Instructions for the task
Your task is to restate the data word for word.

Stored records
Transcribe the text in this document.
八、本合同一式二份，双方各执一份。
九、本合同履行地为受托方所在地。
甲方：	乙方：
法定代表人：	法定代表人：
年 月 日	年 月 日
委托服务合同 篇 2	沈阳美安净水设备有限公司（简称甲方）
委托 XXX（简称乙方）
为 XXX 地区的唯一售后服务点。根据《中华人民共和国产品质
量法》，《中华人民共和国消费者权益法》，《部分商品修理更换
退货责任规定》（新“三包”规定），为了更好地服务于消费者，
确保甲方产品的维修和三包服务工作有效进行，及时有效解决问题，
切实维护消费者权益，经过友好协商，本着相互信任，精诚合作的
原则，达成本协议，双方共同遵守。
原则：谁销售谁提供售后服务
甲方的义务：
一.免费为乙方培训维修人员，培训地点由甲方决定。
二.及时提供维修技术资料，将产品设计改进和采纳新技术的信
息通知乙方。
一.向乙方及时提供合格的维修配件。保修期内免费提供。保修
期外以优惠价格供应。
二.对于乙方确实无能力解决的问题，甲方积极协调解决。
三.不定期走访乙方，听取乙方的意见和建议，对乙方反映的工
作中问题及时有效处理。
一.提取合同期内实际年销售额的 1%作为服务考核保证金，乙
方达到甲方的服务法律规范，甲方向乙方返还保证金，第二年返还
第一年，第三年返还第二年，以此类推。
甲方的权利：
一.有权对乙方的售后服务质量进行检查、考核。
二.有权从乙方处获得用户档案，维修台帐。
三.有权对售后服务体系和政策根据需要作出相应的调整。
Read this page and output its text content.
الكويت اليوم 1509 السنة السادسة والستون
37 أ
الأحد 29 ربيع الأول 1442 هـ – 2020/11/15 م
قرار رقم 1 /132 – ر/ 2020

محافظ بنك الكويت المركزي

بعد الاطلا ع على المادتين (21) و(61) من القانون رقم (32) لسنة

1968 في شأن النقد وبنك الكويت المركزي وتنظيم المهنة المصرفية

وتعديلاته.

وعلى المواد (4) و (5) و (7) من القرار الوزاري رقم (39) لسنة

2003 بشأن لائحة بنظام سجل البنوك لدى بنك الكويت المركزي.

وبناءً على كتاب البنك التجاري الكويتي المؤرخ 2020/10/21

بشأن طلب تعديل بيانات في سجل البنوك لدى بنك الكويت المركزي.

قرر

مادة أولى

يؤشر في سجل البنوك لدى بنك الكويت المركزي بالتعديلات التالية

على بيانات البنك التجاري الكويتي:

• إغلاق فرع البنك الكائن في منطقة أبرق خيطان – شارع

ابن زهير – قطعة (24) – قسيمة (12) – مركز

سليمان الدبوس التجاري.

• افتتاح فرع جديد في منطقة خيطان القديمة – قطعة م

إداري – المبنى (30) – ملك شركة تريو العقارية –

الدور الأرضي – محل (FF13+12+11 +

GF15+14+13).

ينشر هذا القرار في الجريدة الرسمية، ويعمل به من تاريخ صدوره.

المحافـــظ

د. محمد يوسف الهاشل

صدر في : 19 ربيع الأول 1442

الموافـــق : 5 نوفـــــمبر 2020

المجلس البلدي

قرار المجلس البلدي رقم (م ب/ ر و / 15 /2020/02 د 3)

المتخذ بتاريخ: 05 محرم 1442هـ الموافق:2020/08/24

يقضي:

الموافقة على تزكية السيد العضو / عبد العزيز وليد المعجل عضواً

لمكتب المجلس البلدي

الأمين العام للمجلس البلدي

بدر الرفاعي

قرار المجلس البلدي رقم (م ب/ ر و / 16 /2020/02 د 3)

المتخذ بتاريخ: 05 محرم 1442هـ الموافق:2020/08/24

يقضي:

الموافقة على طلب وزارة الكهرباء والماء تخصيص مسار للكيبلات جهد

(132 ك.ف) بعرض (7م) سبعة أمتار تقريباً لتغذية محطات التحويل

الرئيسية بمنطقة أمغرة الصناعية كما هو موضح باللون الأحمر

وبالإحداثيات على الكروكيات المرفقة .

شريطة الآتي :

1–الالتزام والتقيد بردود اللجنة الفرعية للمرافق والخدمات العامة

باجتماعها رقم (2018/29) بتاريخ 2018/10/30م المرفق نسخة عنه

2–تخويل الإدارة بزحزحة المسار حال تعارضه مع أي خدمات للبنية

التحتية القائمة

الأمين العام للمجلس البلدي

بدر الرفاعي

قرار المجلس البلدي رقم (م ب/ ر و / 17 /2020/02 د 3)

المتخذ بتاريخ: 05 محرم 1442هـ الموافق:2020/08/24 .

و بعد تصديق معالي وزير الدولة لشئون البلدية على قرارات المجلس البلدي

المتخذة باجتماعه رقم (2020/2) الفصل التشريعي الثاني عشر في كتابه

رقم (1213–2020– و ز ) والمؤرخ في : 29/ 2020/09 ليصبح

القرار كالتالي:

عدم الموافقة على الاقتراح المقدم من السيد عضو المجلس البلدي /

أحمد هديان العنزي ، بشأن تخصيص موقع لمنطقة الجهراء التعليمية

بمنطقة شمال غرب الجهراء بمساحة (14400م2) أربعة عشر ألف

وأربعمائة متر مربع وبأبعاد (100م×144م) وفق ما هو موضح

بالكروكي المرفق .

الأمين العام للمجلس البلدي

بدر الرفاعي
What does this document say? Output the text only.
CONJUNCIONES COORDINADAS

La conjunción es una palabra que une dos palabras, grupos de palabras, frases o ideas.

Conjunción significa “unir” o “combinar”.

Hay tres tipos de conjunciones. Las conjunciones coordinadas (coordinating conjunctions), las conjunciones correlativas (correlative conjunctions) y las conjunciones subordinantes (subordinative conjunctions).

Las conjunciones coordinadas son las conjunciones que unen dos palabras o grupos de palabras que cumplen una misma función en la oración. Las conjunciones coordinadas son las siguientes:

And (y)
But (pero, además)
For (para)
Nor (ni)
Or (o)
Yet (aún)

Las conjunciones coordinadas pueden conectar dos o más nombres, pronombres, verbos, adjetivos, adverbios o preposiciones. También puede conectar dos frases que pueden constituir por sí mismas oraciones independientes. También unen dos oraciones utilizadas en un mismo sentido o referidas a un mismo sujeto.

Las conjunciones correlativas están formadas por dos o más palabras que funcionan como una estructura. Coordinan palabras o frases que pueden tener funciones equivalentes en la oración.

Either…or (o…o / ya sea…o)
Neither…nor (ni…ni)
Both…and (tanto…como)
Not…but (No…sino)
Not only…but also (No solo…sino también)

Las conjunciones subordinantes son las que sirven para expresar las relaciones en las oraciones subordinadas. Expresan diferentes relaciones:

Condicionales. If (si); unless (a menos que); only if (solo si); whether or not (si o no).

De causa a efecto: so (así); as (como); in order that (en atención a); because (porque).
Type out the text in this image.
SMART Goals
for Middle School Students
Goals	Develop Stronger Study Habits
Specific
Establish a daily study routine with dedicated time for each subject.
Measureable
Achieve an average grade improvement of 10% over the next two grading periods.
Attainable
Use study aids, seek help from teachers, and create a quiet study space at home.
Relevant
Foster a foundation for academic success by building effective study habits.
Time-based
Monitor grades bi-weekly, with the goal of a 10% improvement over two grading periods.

Solved exercise
Transcribe the text in this document.
八、本合同一式二份，双方各执一份。
九、本合同履行地为受托方所在地。
甲方：	乙方：
法定代表人：	法定代表人：
年 月 日	年 月 日
委托服务合同 篇 2	沈阳美安净水设备有限公司（简称甲方）
委托 XXX（简称乙方）
为 XXX 地区的唯一售后服务点。根据《中华人民共和国产品质
量法》，《中华人民共和国消费者权益法》，《部分商品修理更换
退货责任规定》（新“三包”规定），为了更好地服务于消费者，
确保甲方产品的维修和三包服务工作有效进行，及时有效解决问题，
切实维护消费者权益，经过友好协商，本着相互信任，精诚合作的
原则，达成本协议，双方共同遵守。
原则：谁销售谁提供售后服务
甲方的义务：
一.免费为乙方培训维修人员，培训地点由甲方决定。
二.及时提供维修技术资料，将产品设计改进和采纳新技术的信
息通知乙方。
一.向乙方及时提供合格的维修配件。保修期内免费提供。保修
期外以优惠价格供应。
二.对于乙方确实无能力解决的问题，甲方积极协调解决。
三.不定期走访乙方，听取乙方的意见和建议，对乙方反映的工
作中问题及时有效处理。
一.提取合同期内实际年销售额的 1%作为服务考核保证金，乙
方达到甲方的服务法律规范，甲方向乙方返还保证金，第二年返还
第一年，第三年返还第二年，以此类推。
甲方的权利：
一.有权对乙方的售后服务质量进行检查、考核。
二.有权从乙方处获得用户档案，维修台帐。
三.有权对售后服务体系和政策根据需要作出相应的调整。
Read this page and output its text content.
الكويت اليوم 1509 السنة السادسة والستون
37 أ
الأحد 29 ربيع الأول 1442 هـ – 2020/11/15 م
قرار رقم 1 /132 – ر/ 2020

محافظ بنك الكويت المركزي

بعد الاطلا ع على المادتين (21) و(61) من القانون رقم (32) لسنة

1968 في شأن النقد وبنك الكويت المركزي وتنظيم المهنة المصرفية

وتعديلاته.

وعلى المواد (4) و (5) و (7) من القرار الوزاري رقم (39) لسنة

2003 بشأن لائحة بنظام سجل البنوك لدى بنك الكويت المركزي.

وبناءً على كتاب البنك التجاري الكويتي المؤرخ 2020/10/21

بشأن طلب تعديل بيانات في سجل البنوك لدى بنك الكويت المركزي.

قرر

مادة أولى

يؤشر في سجل البنوك لدى بنك الكويت المركزي بالتعديلات التالية

على بيانات البنك التجاري الكويتي:

• إغلاق فرع البنك الكائن في منطقة أبرق خيطان – شارع

ابن زهير – قطعة (24) – قسيمة (12) – مركز

سليمان الدبوس التجاري.

• افتتاح فرع جديد في منطقة خيطان القديمة – قطعة م

إداري – المبنى (30) – ملك شركة تريو العقارية –

الدور الأرضي – محل (FF13+12+11 +

GF15+14+13).

ينشر هذا القرار في الجريدة الرسمية، ويعمل به من تاريخ صدوره.

المحافـــظ

د. محمد يوسف الهاشل

صدر في : 19 ربيع الأول 1442

الموافـــق : 5 نوفـــــمبر 2020

المجلس البلدي

قرار المجلس البلدي رقم (م ب/ ر و / 15 /2020/02 د 3)

المتخذ بتاريخ: 05 محرم 1442هـ الموافق:2020/08/24

يقضي:

الموافقة على تزكية السيد العضو / عبد العزيز وليد المعجل عضواً

لمكتب المجلس البلدي

الأمين العام للمجلس البلدي

بدر الرفاعي

قرار المجلس البلدي رقم (م ب/ ر و / 16 /2020/02 د 3)

المتخذ بتاريخ: 05 محرم 1442هـ الموافق:2020/08/24

يقضي:

الموافقة على طلب وزارة الكهرباء والماء تخصيص مسار للكيبلات جهد

(132 ك.ف) بعرض (7م) سبعة أمتار تقريباً لتغذية محطات التحويل

الرئيسية بمنطقة أمغرة الصناعية كما هو موضح باللون الأحمر

وبالإحداثيات على الكروكيات المرفقة .

شريطة الآتي :

1–الالتزام والتقيد بردود اللجنة الفرعية للمرافق والخدمات العامة

باجتماعها رقم (2018/29) بتاريخ 2018/10/30م المرفق نسخة عنه

2–تخويل الإدارة بزحزحة المسار حال تعارضه مع أي خدمات للبنية

التحتية القائمة

الأمين العام للمجلس البلدي

بدر الرفاعي

قرار المجلس البلدي رقم (م ب/ ر و / 17 /2020/02 د 3)

المتخذ بتاريخ: 05 محرم 1442هـ الموافق:2020/08/24 .

و بعد تصديق معالي وزير الدولة لشئون البلدية على قرارات المجلس البلدي

المتخذة باجتماعه رقم (2020/2) الفصل التشريعي الثاني عشر في كتابه

رقم (1213–2020– و ز ) والمؤرخ في : 29/ 2020/09 ليصبح

القرار كالتالي:

عدم الموافقة على الاقتراح المقدم من السيد عضو المجلس البلدي /

أحمد هديان العنزي ، بشأن تخصيص موقع لمنطقة الجهراء التعليمية

بمنطقة شمال غرب الجهراء بمساحة (14400م2) أربعة عشر ألف

وأربعمائة متر مربع وبأبعاد (100م×144م) وفق ما هو موضح

بالكروكي المرفق .

الأمين العام للمجلس البلدي

بدر الرفاعي
What does this document say? Output the text only.
CONJUNCIONES COORDINADAS

La conjunción es una palabra que une dos palabras, grupos de palabras, frases o ideas.

Conjunción significa “unir” o “combinar”.

Hay tres tipos de conjunciones. Las conjunciones coordinadas (coordinating conjunctions), las conjunciones correlativas (correlative conjunctions) y las conjunciones subordinantes (subordinative conjunctions).

Las conjunciones coordinadas son las conjunciones que unen dos palabras o grupos de palabras que cumplen una misma función en la oración. Las conjunciones coordinadas son las siguientes:

And (y)
But (pero, además)
For (para)
Nor (ni)
Or (o)
Yet (aún)

Las conjunciones coordinadas pueden conectar dos o más nombres, pronombres, verbos, adjetivos, adverbios o preposiciones. También puede conectar dos frases que pueden constituir por sí mismas oraciones independientes. También unen dos oraciones utilizadas en un mismo sentido o referidas a un mismo sujeto.

Las conjunciones correlativas están formadas por dos o más palabras que funcionan como una estructura. Coordinan palabras o frases que pueden tener funciones equivalentes en la oración.

Either…or (o…o / ya sea…o)
Neither…nor (ni…ni)
Both…and (tanto…como)
Not…but (No…sino)
Not only…but also (No solo…sino también)

Las conjunciones subordinantes son las que sirven para expresar las relaciones en las oraciones subordinadas. Expresan diferentes relaciones:

Condicionales. If (si); unless (a menos que); only if (solo si); whether or not (si o no).

De causa a efecto: so (así); as (como); in order that (en atención a); because (porque).
Type out the text in this image.
SMART Goals
for Middle School Students
Goals	Develop Stronger Study Habits
Specific
Establish a daily study routine with dedicated time for each subject.
Measureable
Achieve an average grade improvement of 10% over the next two grading periods.
Attainable
Use study aids, seek help from teachers, and create a quiet study space at home.
Relevant
Foster a foundation for academic success by building effective study habits.
Time-based
Monitor grades bi-weekly, with the goal of a 10% improvement over two grading periods.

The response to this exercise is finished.